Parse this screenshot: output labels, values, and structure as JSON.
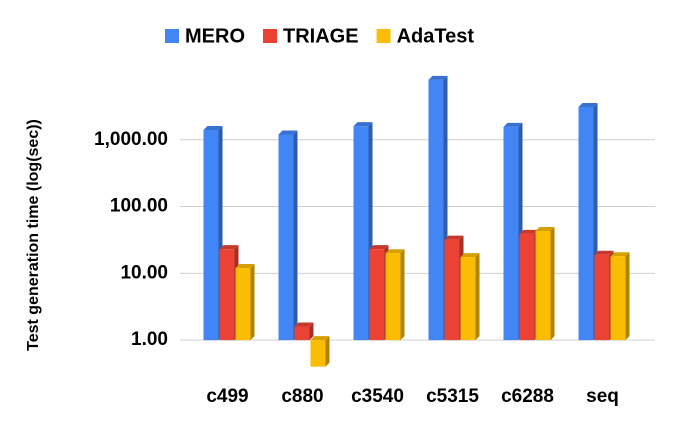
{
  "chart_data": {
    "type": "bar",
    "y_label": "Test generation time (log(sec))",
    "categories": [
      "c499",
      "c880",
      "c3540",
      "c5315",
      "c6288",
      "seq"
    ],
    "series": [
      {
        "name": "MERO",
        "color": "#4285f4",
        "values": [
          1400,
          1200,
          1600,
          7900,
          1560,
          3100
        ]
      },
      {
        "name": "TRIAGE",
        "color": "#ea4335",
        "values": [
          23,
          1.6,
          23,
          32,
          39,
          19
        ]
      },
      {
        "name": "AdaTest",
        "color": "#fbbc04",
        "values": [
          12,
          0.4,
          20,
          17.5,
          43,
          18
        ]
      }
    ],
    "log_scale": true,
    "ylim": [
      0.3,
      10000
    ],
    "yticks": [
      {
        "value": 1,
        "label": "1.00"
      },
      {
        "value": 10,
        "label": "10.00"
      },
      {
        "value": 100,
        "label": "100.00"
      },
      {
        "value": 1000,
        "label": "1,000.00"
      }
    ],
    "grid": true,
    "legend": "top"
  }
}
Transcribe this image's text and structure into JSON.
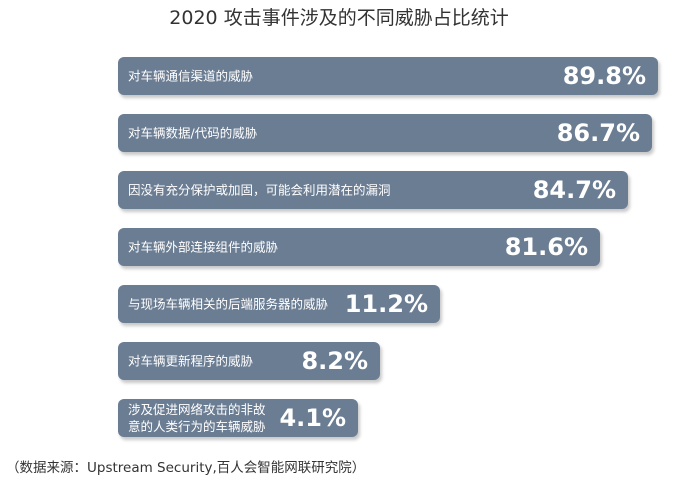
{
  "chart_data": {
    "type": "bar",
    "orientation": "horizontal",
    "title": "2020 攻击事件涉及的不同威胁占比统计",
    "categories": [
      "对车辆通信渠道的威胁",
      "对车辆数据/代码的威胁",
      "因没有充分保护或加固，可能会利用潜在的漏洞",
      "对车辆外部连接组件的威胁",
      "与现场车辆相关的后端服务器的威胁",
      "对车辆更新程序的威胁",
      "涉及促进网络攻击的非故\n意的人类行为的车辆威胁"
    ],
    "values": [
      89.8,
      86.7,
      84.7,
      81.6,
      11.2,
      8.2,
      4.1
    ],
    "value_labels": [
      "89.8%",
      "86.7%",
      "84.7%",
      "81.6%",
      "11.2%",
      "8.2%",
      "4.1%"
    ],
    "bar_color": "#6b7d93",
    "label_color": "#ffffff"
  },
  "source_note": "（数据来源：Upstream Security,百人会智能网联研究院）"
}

EXERCISE BRIEF: State the count of lines with the word "this" in them, and write nothing else.

TASK OUTPUT: 2